▶ PROBLEM TO SOLVE
All lines featuring the string "носителей" are to be listed.

▶ DATA ENTRIES
━━━━━━━━
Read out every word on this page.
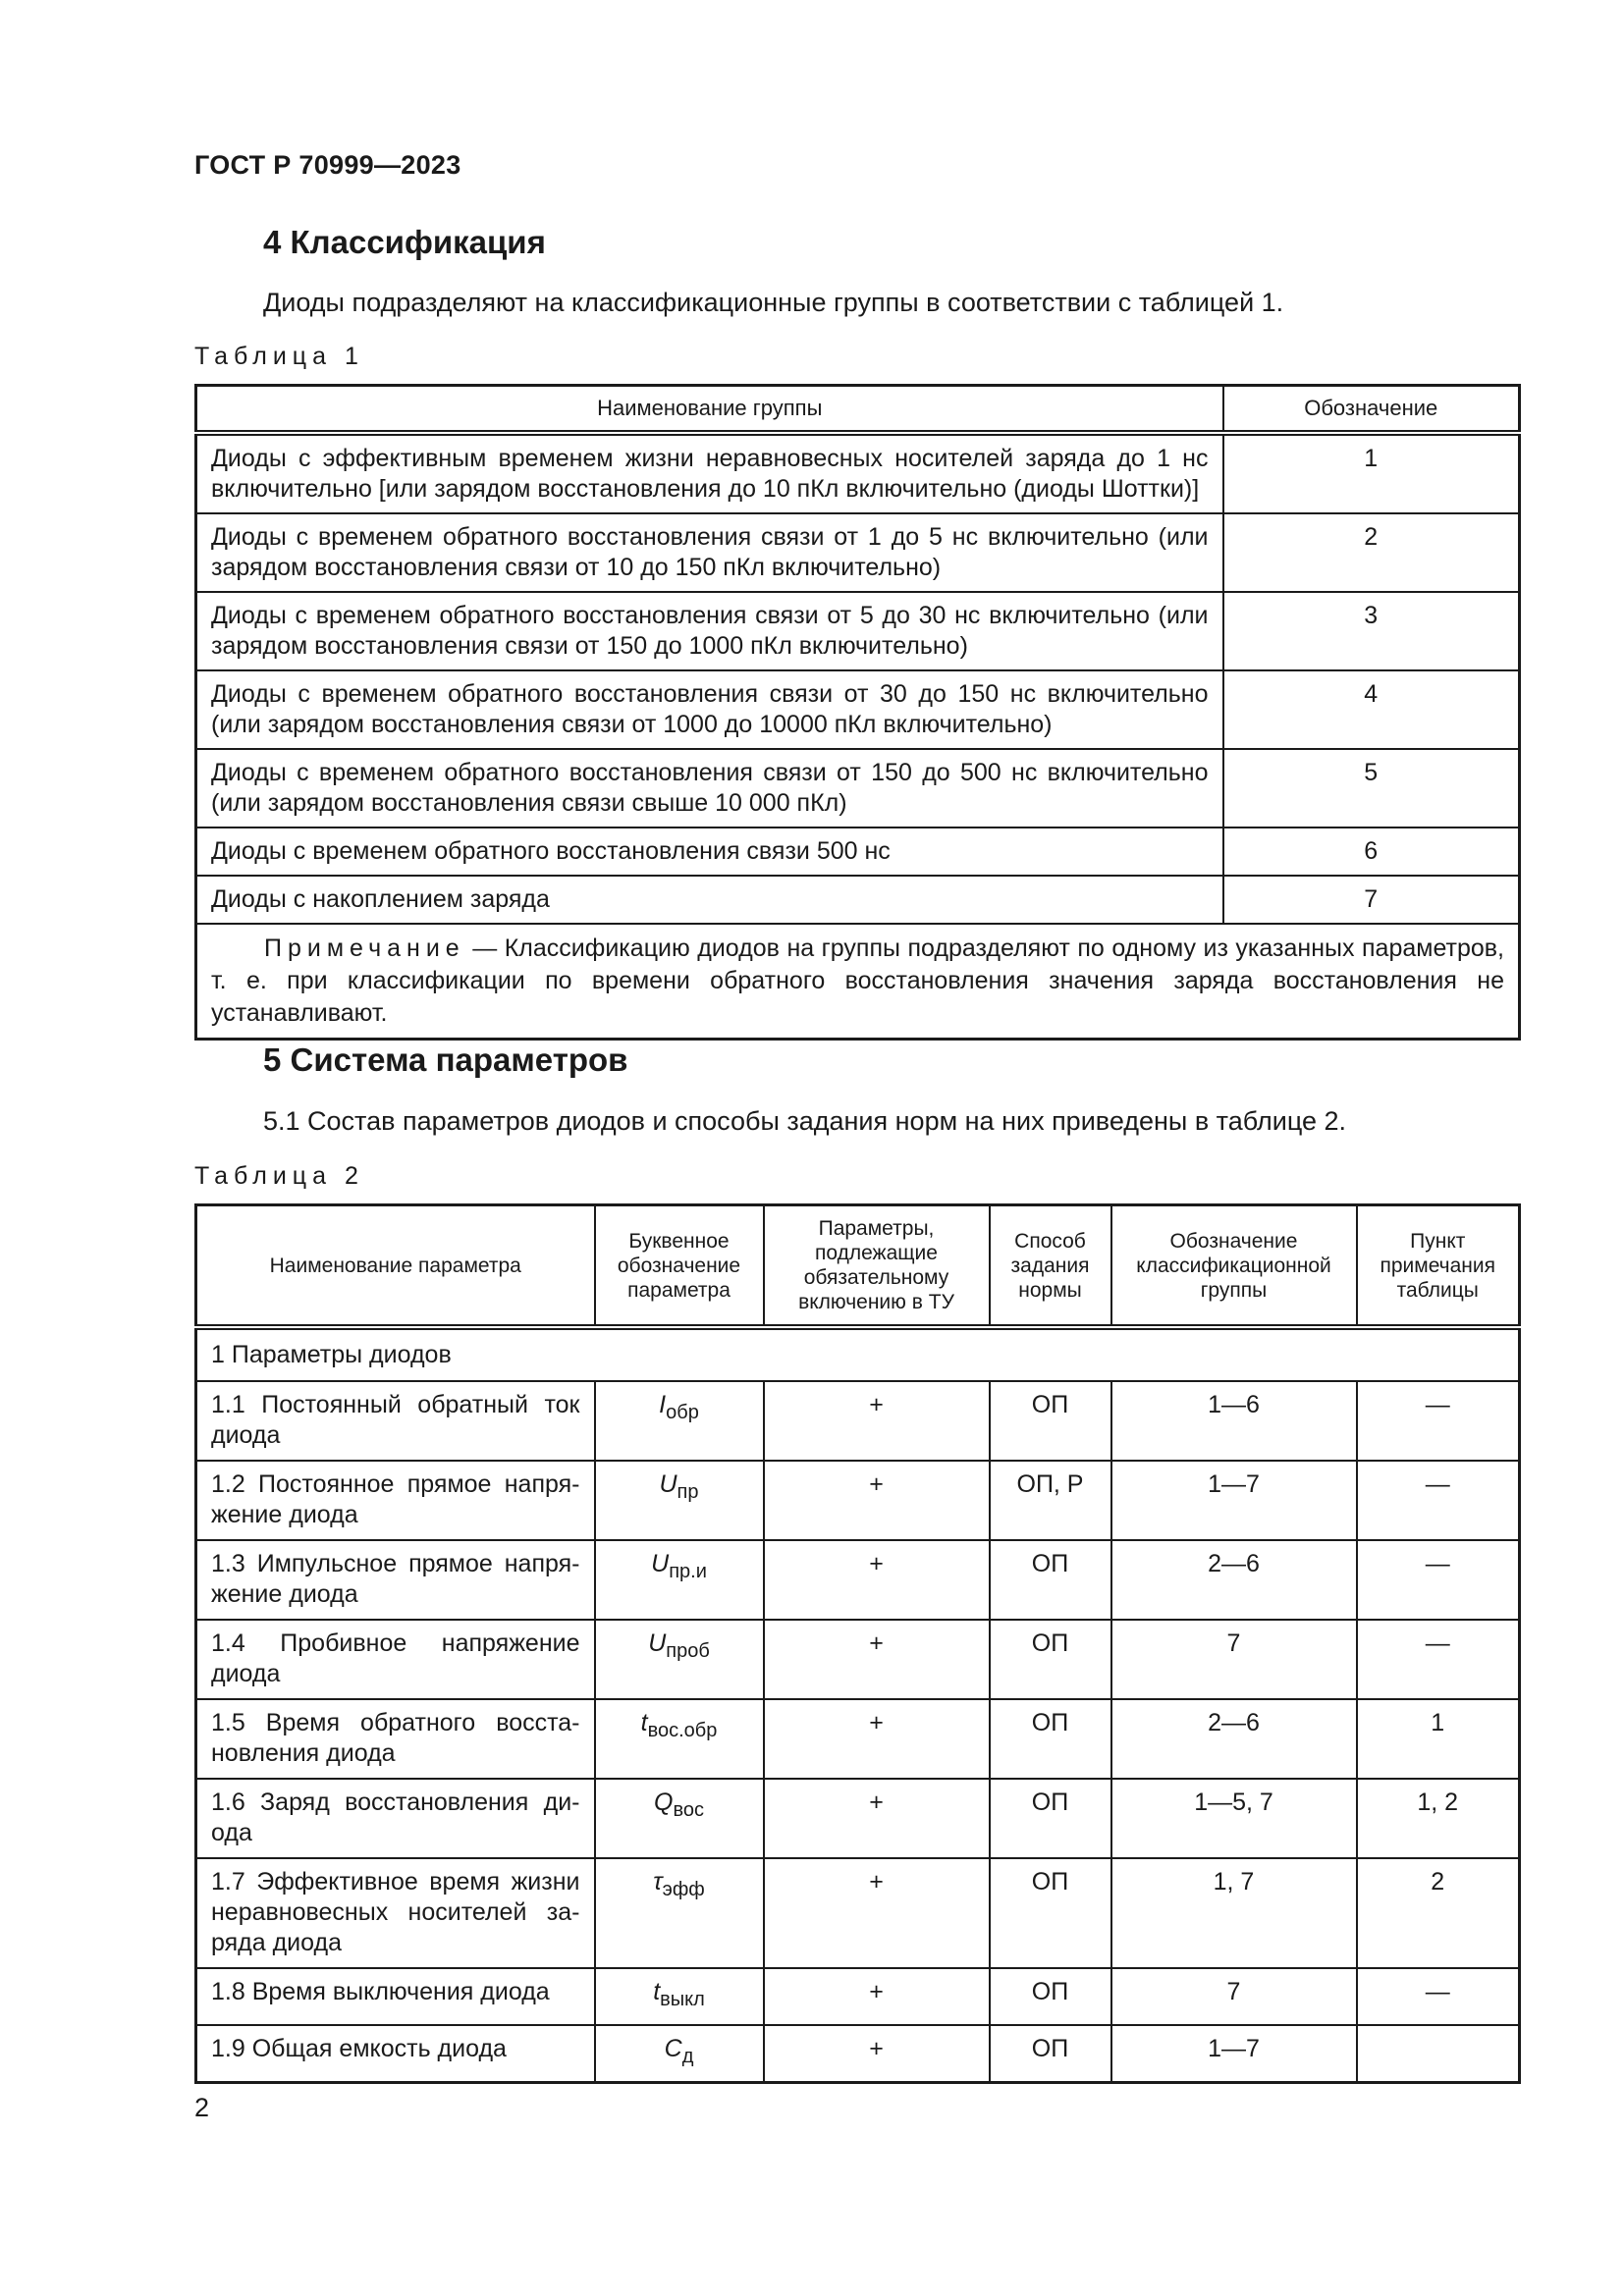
ГОСТ Р 70999—2023
4 Классификация
Диоды подразделяют на классификационные группы в соответствии с таблицей 1.
Таблица 1
Наименование группы	Обозначение
Диоды с эффективным временем жизни неравновесных носителей заряда до 1 нс включительно [или зарядом восстановления до 10 пКл включительно (диоды Шоттки)]	1
Диоды с временем обратного восстановления связи от 1 до 5 нс включительно (или зарядом восстановления связи от 10 до 150 пКл включительно)	2
Диоды с временем обратного восстановления связи от 5 до 30 нс включительно (или зарядом восстановления связи от 150 до 1000 пКл включительно)	3
Диоды с временем обратного восстановления связи от 30 до 150 нс включительно (или зарядом восстановления связи от 1000 до 10000 пКл включительно)	4
Диоды с временем обратного восстановления связи от 150 до 500 нс включительно (или зарядом восстановления связи свыше 10 000 пКл)	5
Диоды с временем обратного восстановления связи 500 нс	6
Диоды с накоплением заряда	7
Примечание — Классификацию диодов на группы подразделяют по одному из указанных параметров, т. е. при классификации по времени обратного восстановления значения заряда восстановления не устанавливают.	
5 Система параметров
5.1 Состав параметров диодов и способы задания норм на них приведены в таблице 2.
Таблица 2
Наименование параметра	Буквенное обозначение параметра	Параметры, подлежащие обязательному включению в ТУ	Способ задания нормы	Обозначение классификационной группы	Пункт примечания таблицы
1 Параметры диодов					
1.1 Постоянный обратный ток диода	$I_{обр}$	+	ОП	1—6	—
1.2 Постоянное прямое напряжение диода	$U_{пр}$	+	ОП, Р	1—7	—
1.3 Импульсное прямое напряжение диода	$U_{пр.и}$	+	ОП	2—6	—
1.4 Пробивное напряжение диода	$U_{проб}$	+	ОП	7	—
1.5 Время обратного восстановления диода	$t_{вос.обр}$	+	ОП	2—6	1
1.6 Заряд восстановления диода	$Q_{вос}$	+	ОП	1—5, 7	1, 2
1.7 Эффективное время жизни неравновесных носителей заряда диода	$\tau_{эфф}$	+	ОП	1, 7	2
1.8 Время выключения диода	$t_{выкл}$	+	ОП	7	—
1.9 Общая емкость диода	$C_д$	+	ОП	1—7	
2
━━━━━━━━
▶ RESPONSE
Диоды с эффективным временем жизни неравновесных носителей заряда до 1 нс включительно [или зарядом восстановления до 10 пКл включительно (диоды Шоттки)]	1
1.7 Эффективное время жизни неравновесных носителей заряда диода	$\tau_{эфф}$	+	ОП	1, 7	2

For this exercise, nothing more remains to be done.